Copy out all lines that carry the word "action".

-- start of Exercise material --

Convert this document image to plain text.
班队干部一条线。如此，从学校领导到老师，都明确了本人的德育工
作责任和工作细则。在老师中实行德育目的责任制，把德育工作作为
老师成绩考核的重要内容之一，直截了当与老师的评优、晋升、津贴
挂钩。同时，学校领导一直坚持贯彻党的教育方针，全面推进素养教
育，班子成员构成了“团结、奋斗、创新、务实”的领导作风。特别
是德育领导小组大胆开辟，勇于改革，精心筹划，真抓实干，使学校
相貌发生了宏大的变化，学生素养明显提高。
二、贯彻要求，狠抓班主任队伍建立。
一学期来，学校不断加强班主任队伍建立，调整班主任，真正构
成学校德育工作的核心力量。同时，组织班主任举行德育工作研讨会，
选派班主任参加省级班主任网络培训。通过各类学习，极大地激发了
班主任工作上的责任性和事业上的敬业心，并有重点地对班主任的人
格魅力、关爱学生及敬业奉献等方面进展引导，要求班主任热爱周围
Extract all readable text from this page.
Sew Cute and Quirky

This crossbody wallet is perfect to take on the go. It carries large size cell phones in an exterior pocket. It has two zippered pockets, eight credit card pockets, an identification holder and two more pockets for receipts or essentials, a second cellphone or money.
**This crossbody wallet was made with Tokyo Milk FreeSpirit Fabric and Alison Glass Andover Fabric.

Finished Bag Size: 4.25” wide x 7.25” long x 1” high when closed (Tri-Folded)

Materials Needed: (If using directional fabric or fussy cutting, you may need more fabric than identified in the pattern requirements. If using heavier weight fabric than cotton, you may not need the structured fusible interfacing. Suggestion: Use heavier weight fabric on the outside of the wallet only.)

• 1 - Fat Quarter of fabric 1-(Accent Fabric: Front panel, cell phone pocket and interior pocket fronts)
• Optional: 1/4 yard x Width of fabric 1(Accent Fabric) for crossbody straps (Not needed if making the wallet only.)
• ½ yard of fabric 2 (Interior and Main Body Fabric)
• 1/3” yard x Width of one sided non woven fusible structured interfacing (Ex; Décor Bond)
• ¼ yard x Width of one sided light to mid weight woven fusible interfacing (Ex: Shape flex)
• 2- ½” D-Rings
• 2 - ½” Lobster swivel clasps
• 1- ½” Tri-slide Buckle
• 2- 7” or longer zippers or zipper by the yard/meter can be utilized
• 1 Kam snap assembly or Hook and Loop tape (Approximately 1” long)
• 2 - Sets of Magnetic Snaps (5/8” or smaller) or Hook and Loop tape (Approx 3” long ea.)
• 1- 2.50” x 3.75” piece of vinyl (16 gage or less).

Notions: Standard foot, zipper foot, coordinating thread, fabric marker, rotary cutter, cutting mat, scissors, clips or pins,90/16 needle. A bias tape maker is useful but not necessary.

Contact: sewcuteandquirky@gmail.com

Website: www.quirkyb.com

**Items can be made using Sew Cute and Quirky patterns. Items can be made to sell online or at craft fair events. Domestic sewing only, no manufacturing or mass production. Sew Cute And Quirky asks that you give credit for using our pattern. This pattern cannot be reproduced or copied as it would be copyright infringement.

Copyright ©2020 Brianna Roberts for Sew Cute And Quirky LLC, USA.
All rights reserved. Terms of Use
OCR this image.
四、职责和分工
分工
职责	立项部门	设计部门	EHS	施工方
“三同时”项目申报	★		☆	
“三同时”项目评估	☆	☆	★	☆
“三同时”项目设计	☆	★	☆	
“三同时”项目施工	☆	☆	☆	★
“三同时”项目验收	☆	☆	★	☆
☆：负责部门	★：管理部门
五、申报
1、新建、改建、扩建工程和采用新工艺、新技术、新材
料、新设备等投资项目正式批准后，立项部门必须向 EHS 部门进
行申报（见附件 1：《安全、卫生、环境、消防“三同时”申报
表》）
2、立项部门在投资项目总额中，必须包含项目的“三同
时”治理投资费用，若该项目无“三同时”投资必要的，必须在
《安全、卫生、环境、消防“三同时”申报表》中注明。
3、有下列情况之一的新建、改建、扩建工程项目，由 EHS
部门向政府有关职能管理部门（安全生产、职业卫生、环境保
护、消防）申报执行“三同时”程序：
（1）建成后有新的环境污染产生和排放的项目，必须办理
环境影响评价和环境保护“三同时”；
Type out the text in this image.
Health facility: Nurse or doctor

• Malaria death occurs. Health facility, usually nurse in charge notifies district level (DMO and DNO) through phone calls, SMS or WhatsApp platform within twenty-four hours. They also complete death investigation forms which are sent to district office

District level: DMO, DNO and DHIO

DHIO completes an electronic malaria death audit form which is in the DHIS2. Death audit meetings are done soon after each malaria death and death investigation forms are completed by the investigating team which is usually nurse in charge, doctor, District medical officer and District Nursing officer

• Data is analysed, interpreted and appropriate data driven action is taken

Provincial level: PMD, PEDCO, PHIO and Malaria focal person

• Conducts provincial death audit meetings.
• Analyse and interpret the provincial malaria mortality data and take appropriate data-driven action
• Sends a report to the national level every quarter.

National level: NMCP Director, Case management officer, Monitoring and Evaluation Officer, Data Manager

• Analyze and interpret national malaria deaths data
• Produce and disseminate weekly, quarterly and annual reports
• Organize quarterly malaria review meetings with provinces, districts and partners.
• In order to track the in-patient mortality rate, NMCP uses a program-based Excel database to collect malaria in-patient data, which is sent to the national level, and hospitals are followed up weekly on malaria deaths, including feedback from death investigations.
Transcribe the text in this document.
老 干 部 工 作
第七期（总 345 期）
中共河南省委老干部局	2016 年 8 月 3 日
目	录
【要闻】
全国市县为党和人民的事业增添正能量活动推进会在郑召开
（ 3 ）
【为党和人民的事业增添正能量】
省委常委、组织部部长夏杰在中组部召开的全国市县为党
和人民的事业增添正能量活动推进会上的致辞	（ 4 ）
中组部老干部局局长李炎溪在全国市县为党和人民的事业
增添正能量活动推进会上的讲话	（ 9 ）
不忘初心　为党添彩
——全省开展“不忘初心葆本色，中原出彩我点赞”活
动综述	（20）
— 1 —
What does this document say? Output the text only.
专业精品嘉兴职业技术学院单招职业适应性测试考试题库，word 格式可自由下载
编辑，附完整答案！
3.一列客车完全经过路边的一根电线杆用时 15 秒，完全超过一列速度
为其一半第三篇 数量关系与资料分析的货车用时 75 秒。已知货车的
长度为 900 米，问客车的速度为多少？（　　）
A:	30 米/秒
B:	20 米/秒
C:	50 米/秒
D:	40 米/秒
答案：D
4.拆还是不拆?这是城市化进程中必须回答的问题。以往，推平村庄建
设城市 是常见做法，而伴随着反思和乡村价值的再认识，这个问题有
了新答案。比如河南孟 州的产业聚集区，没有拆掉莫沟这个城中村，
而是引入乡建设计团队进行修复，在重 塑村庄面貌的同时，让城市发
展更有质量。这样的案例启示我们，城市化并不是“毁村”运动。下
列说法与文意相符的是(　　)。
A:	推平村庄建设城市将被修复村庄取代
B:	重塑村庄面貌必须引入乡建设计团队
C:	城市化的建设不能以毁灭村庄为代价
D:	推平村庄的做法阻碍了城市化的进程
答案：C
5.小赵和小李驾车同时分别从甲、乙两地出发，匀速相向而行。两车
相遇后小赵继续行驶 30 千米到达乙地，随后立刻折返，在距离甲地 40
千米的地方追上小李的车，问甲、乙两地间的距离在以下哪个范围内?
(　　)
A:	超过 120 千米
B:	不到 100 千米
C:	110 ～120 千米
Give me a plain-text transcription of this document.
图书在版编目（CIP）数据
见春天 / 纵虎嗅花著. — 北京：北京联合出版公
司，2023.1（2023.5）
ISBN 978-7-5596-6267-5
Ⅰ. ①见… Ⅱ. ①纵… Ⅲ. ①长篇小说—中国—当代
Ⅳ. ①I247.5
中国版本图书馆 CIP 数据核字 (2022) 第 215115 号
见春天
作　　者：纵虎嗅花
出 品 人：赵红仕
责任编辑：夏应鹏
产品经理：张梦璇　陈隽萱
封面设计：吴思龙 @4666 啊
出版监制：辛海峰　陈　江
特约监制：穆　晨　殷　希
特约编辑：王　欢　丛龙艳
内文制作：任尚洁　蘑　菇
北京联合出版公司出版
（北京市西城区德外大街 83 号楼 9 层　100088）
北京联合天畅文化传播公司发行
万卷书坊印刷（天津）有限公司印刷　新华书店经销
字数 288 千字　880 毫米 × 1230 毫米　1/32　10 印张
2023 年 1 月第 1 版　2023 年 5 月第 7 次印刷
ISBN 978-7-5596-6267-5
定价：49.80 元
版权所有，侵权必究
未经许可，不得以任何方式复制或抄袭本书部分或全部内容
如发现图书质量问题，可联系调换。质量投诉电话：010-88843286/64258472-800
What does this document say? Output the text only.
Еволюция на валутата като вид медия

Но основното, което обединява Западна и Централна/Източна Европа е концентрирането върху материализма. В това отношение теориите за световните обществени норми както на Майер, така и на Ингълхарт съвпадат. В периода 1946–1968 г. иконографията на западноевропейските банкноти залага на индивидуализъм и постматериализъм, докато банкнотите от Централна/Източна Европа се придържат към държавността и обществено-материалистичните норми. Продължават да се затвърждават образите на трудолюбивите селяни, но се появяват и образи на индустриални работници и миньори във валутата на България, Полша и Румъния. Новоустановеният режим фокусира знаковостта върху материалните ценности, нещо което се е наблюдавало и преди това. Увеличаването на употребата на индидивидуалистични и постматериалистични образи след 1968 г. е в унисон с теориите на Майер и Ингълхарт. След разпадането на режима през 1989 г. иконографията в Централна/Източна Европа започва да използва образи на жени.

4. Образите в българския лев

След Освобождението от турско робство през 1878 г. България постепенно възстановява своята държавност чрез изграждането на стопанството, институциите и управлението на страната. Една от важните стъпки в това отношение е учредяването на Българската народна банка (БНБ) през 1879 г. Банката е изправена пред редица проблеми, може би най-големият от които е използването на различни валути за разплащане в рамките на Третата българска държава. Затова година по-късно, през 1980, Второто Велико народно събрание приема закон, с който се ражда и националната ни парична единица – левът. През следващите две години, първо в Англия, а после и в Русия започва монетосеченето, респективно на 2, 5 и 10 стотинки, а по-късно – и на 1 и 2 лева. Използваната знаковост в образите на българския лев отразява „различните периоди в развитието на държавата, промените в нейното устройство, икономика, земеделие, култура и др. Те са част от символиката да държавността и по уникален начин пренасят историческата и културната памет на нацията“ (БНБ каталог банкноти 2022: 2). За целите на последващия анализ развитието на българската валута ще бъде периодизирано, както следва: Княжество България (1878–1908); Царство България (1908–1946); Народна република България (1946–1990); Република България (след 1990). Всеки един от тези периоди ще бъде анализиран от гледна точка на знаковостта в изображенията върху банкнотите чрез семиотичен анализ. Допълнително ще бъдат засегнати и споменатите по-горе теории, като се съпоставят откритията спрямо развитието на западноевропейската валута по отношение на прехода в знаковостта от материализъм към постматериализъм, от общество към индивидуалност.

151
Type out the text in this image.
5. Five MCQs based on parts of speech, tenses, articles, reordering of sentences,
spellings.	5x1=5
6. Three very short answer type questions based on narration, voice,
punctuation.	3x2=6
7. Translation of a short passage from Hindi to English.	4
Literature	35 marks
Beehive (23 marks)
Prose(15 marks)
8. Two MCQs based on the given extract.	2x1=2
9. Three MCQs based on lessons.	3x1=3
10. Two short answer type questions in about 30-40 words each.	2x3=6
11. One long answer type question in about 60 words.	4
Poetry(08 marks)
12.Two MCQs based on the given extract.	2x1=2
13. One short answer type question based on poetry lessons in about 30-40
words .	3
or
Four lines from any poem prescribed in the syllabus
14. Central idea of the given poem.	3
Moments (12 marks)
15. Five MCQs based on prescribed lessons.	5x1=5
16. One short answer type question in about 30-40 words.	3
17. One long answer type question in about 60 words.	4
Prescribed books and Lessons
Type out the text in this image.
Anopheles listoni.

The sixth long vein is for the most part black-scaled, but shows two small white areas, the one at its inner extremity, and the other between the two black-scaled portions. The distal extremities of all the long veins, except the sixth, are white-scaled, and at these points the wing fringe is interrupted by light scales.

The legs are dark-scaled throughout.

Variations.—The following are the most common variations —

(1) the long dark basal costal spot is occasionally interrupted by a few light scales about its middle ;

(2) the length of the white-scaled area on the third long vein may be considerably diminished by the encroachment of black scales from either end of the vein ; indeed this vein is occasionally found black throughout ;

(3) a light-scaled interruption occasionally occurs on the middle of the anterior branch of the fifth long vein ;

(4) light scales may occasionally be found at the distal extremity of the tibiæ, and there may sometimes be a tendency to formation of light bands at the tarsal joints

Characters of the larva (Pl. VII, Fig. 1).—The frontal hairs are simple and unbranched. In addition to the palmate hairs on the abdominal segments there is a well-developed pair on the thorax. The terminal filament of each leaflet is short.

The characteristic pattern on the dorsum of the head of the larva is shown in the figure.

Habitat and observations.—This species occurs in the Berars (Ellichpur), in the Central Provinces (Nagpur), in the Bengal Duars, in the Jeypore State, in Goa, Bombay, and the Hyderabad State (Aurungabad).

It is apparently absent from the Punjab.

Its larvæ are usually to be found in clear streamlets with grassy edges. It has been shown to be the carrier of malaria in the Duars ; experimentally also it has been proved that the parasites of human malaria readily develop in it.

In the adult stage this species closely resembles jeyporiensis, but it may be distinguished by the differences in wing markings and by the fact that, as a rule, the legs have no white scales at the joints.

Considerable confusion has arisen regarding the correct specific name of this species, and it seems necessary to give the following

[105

-- end of Exercise material --

Solution:
• Data is analysed, interpreted and appropriate data driven action is taken
• Analyse and interpret the provincial malaria mortality data and take appropriate data-driven action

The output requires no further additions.